> _Description of the task_
Drop the pictures, then extract the listing word for word.

> _Listed entries_
○ ○ ○ ○ ○
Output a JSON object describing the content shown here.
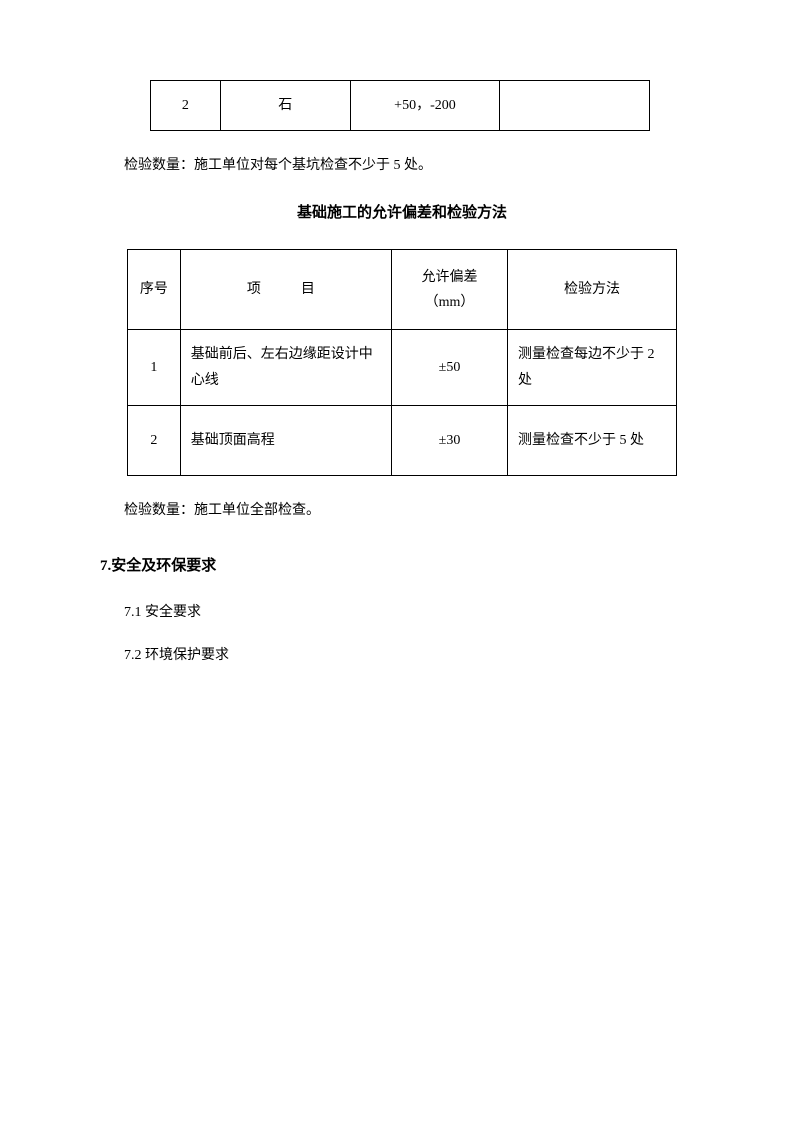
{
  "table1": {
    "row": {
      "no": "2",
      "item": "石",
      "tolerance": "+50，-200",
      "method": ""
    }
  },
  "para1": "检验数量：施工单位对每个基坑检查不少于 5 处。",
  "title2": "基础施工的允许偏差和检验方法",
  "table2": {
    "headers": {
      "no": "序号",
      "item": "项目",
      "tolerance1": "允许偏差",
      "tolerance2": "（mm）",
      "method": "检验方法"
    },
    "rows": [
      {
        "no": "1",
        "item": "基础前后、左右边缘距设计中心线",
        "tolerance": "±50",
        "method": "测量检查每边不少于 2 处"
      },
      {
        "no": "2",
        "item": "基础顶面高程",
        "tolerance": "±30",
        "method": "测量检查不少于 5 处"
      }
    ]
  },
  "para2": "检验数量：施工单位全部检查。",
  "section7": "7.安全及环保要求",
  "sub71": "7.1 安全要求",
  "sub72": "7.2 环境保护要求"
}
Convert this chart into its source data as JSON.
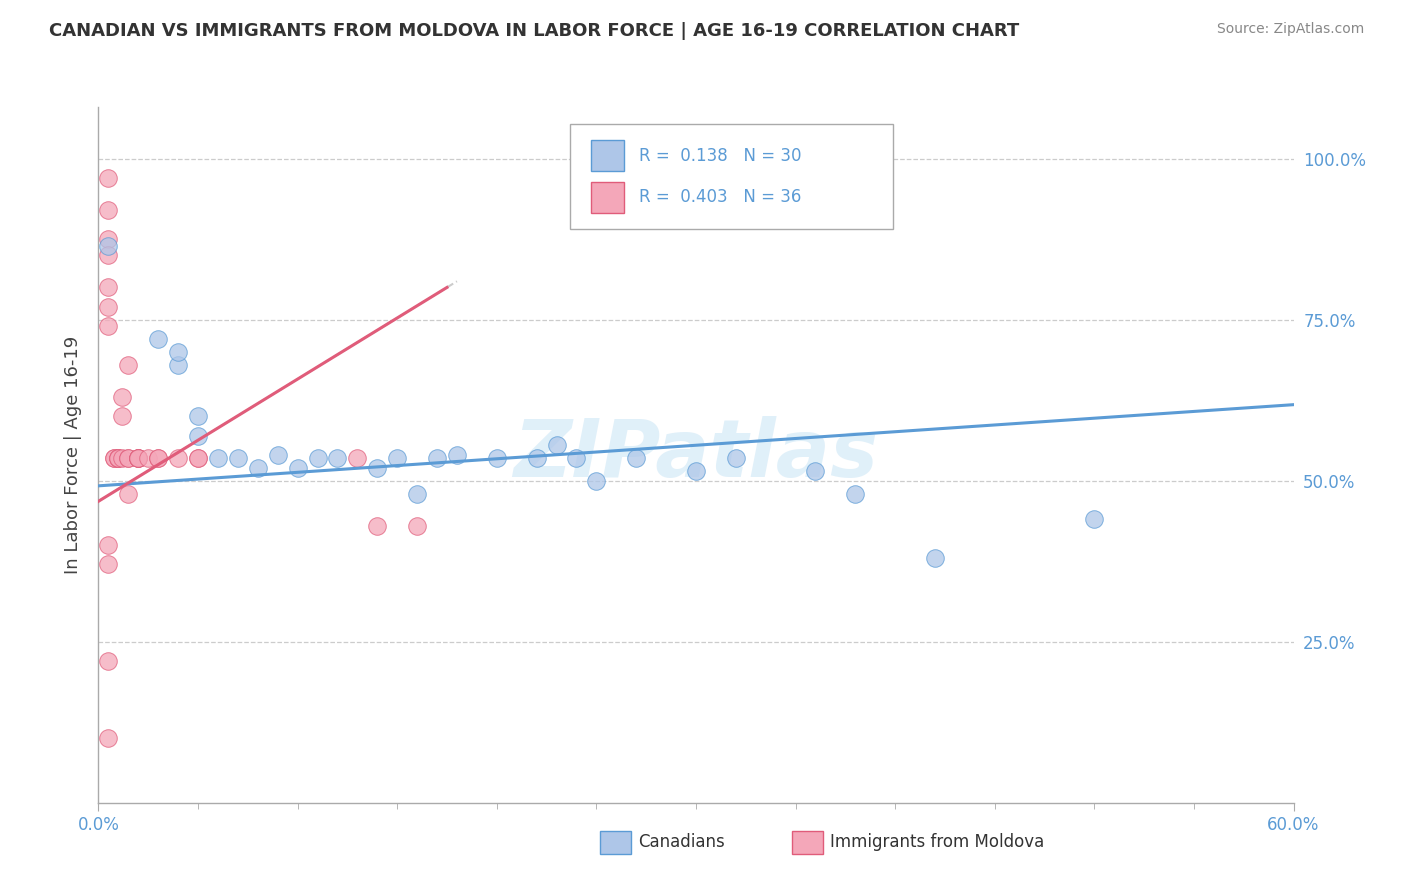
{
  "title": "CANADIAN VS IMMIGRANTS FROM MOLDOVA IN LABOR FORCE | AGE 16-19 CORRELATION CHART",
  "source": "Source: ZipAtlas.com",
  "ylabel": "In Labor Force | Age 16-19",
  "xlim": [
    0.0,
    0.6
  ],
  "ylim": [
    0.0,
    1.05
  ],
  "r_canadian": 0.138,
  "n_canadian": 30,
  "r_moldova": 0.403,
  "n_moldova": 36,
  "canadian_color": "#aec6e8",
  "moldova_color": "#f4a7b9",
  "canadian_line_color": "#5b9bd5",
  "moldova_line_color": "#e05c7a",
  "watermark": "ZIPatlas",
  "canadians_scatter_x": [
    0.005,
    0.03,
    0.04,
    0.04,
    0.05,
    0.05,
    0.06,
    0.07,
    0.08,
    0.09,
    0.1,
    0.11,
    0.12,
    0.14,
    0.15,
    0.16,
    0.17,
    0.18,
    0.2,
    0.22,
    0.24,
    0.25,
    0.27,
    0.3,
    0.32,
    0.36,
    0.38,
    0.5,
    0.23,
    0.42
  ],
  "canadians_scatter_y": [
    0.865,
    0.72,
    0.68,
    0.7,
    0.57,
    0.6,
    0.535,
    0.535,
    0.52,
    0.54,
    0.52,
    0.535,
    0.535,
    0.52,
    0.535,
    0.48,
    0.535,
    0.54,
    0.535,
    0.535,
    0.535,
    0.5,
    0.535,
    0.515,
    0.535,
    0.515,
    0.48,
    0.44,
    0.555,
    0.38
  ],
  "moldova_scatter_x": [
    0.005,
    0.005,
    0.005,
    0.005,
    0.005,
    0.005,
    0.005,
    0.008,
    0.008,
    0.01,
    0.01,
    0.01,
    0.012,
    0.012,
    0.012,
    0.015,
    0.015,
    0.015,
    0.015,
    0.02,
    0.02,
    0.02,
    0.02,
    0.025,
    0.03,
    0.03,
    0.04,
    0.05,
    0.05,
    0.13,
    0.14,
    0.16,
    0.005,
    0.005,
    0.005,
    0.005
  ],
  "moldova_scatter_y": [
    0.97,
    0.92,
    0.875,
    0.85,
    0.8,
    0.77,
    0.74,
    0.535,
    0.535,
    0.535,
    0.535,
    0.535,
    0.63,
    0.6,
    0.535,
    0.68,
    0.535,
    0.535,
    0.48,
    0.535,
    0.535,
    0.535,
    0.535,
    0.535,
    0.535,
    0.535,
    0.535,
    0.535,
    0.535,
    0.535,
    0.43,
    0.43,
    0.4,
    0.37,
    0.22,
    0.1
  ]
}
○ ○ ○ ○ ○
> _Written solution_
Output a JSON object describing the content shown here.
{
  "table1": {
    "row": {
      "no": "2",
      "item": "石",
      "tolerance": "+50，-200",
      "method": ""
    }
  },
  "para1": "检验数量：施工单位对每个基坑检查不少于 5 处。",
  "title2": "基础施工的允许偏差和检验方法",
  "table2": {
    "headers": {
      "no": "序号",
      "item": "项目",
      "tolerance1": "允许偏差",
      "tolerance2": "（mm）",
      "method": "检验方法"
    },
    "rows": [
      {
        "no": "1",
        "item": "基础前后、左右边缘距设计中心线",
        "tolerance": "±50",
        "method": "测量检查每边不少于 2 处"
      },
      {
        "no": "2",
        "item": "基础顶面高程",
        "tolerance": "±30",
        "method": "测量检查不少于 5 处"
      }
    ]
  },
  "para2": "检验数量：施工单位全部检查。",
  "section7": "7.安全及环保要求",
  "sub71": "7.1 安全要求",
  "sub72": "7.2 环境保护要求"
}
Convert this chart into its source data as JSON.
{
  "title": "CANADIAN VS IMMIGRANTS FROM MOLDOVA IN LABOR FORCE | AGE 16-19 CORRELATION CHART",
  "source": "Source: ZipAtlas.com",
  "ylabel": "In Labor Force | Age 16-19",
  "xlim": [
    0.0,
    0.6
  ],
  "ylim": [
    0.0,
    1.05
  ],
  "r_canadian": 0.138,
  "n_canadian": 30,
  "r_moldova": 0.403,
  "n_moldova": 36,
  "canadian_color": "#aec6e8",
  "moldova_color": "#f4a7b9",
  "canadian_line_color": "#5b9bd5",
  "moldova_line_color": "#e05c7a",
  "watermark": "ZIPatlas",
  "canadians_scatter_x": [
    0.005,
    0.03,
    0.04,
    0.04,
    0.05,
    0.05,
    0.06,
    0.07,
    0.08,
    0.09,
    0.1,
    0.11,
    0.12,
    0.14,
    0.15,
    0.16,
    0.17,
    0.18,
    0.2,
    0.22,
    0.24,
    0.25,
    0.27,
    0.3,
    0.32,
    0.36,
    0.38,
    0.5,
    0.23,
    0.42
  ],
  "canadians_scatter_y": [
    0.865,
    0.72,
    0.68,
    0.7,
    0.57,
    0.6,
    0.535,
    0.535,
    0.52,
    0.54,
    0.52,
    0.535,
    0.535,
    0.52,
    0.535,
    0.48,
    0.535,
    0.54,
    0.535,
    0.535,
    0.535,
    0.5,
    0.535,
    0.515,
    0.535,
    0.515,
    0.48,
    0.44,
    0.555,
    0.38
  ],
  "moldova_scatter_x": [
    0.005,
    0.005,
    0.005,
    0.005,
    0.005,
    0.005,
    0.005,
    0.008,
    0.008,
    0.01,
    0.01,
    0.01,
    0.012,
    0.012,
    0.012,
    0.015,
    0.015,
    0.015,
    0.015,
    0.02,
    0.02,
    0.02,
    0.02,
    0.025,
    0.03,
    0.03,
    0.04,
    0.05,
    0.05,
    0.13,
    0.14,
    0.16,
    0.005,
    0.005,
    0.005,
    0.005
  ],
  "moldova_scatter_y": [
    0.97,
    0.92,
    0.875,
    0.85,
    0.8,
    0.77,
    0.74,
    0.535,
    0.535,
    0.535,
    0.535,
    0.535,
    0.63,
    0.6,
    0.535,
    0.68,
    0.535,
    0.535,
    0.48,
    0.535,
    0.535,
    0.535,
    0.535,
    0.535,
    0.535,
    0.535,
    0.535,
    0.535,
    0.535,
    0.535,
    0.43,
    0.43,
    0.4,
    0.37,
    0.22,
    0.1
  ]
}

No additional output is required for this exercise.